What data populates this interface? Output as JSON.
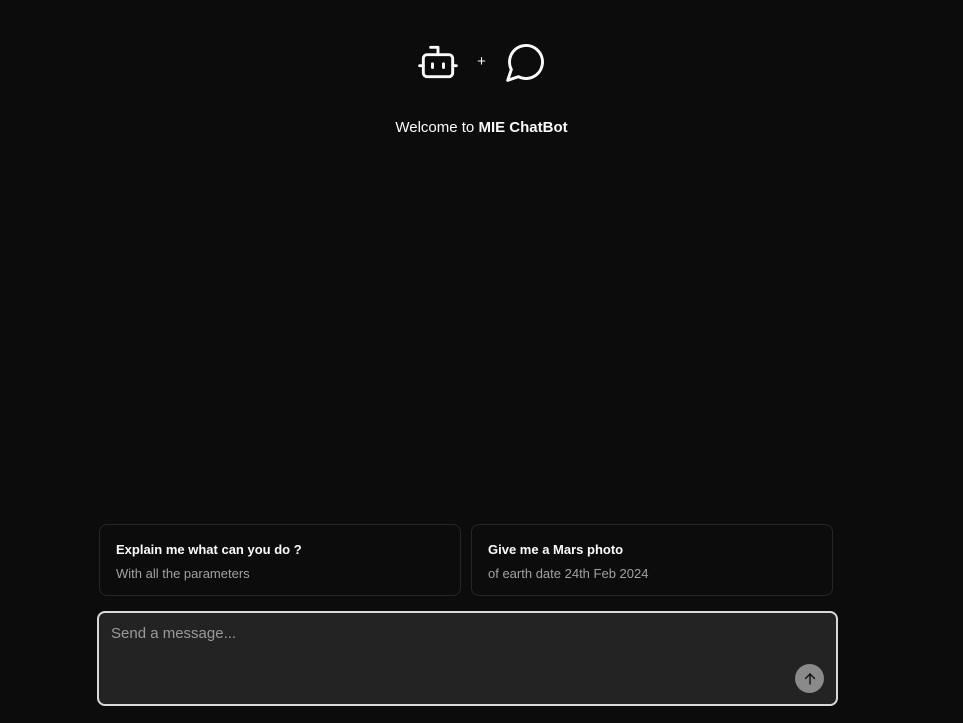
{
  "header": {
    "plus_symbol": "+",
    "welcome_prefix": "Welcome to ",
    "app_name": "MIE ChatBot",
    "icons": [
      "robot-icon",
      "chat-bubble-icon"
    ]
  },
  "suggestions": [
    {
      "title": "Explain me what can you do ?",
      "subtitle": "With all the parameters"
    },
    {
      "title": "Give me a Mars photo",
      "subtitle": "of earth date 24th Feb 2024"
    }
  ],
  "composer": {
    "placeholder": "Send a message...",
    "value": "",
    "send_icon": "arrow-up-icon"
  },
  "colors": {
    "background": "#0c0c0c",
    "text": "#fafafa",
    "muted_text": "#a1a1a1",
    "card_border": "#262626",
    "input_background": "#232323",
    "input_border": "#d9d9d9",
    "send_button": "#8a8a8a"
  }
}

**Work to complete**
Reproduce the full listing above verbatim, with no pictures included.

**Solution**
What data populates this interface? Output as JSON.
{
  "header": {
    "plus_symbol": "+",
    "welcome_prefix": "Welcome to ",
    "app_name": "MIE ChatBot",
    "icons": [
      "robot-icon",
      "chat-bubble-icon"
    ]
  },
  "suggestions": [
    {
      "title": "Explain me what can you do ?",
      "subtitle": "With all the parameters"
    },
    {
      "title": "Give me a Mars photo",
      "subtitle": "of earth date 24th Feb 2024"
    }
  ],
  "composer": {
    "placeholder": "Send a message...",
    "value": "",
    "send_icon": "arrow-up-icon"
  },
  "colors": {
    "background": "#0c0c0c",
    "text": "#fafafa",
    "muted_text": "#a1a1a1",
    "card_border": "#262626",
    "input_background": "#232323",
    "input_border": "#d9d9d9",
    "send_button": "#8a8a8a"
  }
}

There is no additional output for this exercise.